**What you need to do**
Every line below that holds the string "Output" must be copied.

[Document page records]
===
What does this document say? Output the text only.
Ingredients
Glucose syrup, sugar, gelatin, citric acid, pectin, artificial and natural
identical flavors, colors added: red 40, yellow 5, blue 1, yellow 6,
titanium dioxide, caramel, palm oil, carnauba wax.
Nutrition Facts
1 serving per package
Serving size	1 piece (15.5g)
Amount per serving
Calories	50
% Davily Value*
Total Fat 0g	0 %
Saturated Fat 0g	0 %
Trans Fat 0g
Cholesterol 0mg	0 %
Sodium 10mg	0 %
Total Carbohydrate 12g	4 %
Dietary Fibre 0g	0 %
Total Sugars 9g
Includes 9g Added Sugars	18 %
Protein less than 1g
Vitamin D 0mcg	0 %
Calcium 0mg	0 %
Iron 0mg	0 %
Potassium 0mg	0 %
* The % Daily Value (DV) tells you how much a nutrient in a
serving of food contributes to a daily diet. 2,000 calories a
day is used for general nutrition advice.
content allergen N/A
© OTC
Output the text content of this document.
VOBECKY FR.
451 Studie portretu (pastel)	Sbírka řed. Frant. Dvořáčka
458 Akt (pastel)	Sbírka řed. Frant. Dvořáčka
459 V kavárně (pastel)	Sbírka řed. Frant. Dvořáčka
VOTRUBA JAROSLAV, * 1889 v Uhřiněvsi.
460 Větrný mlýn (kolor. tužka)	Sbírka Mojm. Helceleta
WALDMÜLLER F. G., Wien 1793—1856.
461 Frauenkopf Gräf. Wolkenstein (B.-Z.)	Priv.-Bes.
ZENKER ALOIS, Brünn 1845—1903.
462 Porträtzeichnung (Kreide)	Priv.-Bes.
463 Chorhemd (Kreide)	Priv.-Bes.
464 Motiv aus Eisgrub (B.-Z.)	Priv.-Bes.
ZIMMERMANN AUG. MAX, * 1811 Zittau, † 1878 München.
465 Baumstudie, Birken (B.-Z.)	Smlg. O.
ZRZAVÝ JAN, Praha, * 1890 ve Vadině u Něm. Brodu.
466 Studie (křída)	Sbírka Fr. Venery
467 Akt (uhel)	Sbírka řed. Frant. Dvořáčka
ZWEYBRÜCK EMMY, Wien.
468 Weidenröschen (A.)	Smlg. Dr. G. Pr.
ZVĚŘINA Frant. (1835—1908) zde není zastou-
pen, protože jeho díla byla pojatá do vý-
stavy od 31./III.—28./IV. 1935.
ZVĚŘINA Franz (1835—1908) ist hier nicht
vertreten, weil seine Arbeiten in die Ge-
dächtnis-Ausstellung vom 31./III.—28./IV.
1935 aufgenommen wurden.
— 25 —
===
**Your response**
What does this document say? Output the text only.
Output the text content of this document.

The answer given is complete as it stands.